▸ **EXERCISE DESCRIPTION**
Scan the material that follows. Copy every line containing the word "Windows".

[Extracted records]
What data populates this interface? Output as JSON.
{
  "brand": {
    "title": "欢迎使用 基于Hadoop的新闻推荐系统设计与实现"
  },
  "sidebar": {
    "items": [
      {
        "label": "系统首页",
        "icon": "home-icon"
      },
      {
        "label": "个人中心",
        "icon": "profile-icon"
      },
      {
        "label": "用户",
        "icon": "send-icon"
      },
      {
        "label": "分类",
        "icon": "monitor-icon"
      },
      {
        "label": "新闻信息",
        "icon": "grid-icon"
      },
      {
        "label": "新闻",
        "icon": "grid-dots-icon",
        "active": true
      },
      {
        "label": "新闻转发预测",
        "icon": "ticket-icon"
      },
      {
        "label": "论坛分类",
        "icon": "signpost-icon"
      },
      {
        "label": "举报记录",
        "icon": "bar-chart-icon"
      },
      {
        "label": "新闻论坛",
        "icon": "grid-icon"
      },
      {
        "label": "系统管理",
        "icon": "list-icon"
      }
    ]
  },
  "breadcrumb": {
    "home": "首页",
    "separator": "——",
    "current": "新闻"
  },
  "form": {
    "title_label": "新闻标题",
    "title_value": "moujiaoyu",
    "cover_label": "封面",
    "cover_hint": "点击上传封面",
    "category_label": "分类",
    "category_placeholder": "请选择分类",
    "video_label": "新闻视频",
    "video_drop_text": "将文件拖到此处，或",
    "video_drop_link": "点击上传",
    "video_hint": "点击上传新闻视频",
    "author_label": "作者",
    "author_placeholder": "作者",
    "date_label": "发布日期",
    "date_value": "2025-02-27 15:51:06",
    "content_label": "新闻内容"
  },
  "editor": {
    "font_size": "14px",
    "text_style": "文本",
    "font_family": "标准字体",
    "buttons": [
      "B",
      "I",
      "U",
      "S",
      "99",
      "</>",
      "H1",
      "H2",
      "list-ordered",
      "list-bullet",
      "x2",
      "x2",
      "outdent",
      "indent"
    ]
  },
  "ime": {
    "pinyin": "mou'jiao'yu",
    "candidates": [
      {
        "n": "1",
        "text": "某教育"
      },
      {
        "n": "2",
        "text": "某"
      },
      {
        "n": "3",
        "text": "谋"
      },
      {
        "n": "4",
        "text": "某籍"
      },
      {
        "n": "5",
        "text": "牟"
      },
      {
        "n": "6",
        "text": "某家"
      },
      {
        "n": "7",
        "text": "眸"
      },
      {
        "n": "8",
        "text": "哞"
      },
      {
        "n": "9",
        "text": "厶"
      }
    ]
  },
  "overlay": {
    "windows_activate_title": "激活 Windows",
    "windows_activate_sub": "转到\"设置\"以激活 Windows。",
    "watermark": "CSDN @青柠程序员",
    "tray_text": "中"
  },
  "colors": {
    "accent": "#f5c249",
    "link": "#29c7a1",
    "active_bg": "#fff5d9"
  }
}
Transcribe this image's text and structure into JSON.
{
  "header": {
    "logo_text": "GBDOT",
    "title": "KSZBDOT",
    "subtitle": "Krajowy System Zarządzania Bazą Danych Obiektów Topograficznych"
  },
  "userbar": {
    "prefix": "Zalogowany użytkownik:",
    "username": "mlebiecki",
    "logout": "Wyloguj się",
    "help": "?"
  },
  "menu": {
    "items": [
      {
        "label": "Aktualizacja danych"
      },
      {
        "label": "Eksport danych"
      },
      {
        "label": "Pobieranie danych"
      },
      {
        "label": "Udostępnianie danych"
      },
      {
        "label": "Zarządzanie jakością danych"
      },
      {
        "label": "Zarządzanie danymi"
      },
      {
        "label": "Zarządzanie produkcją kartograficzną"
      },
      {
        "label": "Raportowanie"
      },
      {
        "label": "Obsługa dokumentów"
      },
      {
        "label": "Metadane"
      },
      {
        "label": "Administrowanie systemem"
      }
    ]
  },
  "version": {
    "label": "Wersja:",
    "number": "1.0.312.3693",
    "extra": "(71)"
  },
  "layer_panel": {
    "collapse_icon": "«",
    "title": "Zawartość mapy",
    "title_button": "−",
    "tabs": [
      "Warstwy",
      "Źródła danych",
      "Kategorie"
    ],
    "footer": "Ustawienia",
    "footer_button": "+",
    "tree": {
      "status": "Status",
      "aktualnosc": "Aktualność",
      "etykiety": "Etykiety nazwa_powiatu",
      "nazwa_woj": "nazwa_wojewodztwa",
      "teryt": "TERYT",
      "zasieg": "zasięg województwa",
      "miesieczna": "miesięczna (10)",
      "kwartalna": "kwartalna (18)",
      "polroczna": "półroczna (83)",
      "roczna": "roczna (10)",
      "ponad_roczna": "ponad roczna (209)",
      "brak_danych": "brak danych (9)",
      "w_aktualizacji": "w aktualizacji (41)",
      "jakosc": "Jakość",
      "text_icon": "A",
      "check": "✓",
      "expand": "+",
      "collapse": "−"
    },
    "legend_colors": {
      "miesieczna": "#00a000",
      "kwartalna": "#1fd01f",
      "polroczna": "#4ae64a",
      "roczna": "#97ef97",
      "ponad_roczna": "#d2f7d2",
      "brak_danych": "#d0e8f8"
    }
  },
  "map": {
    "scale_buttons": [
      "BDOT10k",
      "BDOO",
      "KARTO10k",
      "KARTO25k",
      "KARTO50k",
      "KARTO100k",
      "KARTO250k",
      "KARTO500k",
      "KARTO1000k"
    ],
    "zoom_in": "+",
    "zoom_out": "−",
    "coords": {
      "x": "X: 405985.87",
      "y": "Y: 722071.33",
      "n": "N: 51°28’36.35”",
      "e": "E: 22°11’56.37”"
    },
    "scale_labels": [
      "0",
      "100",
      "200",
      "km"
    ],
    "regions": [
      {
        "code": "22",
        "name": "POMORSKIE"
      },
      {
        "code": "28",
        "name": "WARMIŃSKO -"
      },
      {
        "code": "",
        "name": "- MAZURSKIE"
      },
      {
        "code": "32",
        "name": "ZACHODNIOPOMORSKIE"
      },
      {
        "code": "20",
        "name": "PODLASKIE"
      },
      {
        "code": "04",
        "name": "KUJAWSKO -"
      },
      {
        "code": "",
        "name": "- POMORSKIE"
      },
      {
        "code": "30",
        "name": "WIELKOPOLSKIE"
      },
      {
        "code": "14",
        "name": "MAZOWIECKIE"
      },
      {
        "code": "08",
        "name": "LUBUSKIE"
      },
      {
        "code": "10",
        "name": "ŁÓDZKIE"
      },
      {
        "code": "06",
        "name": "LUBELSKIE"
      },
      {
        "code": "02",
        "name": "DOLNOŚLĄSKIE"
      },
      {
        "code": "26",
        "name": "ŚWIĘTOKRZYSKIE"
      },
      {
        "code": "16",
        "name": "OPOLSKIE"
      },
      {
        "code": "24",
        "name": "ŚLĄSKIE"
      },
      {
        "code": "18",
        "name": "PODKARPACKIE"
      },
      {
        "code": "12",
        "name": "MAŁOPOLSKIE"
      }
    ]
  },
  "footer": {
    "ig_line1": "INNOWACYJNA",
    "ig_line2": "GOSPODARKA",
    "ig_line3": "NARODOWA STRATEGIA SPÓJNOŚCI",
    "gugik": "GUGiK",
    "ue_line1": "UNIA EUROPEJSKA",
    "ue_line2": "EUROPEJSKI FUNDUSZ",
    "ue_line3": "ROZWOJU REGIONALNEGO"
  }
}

▸ **ANSWER TO THE EXERCISE**
    "windows_activate_title": "激活 Windows",
    "windows_activate_sub": "转到\"设置\"以激活 Windows。",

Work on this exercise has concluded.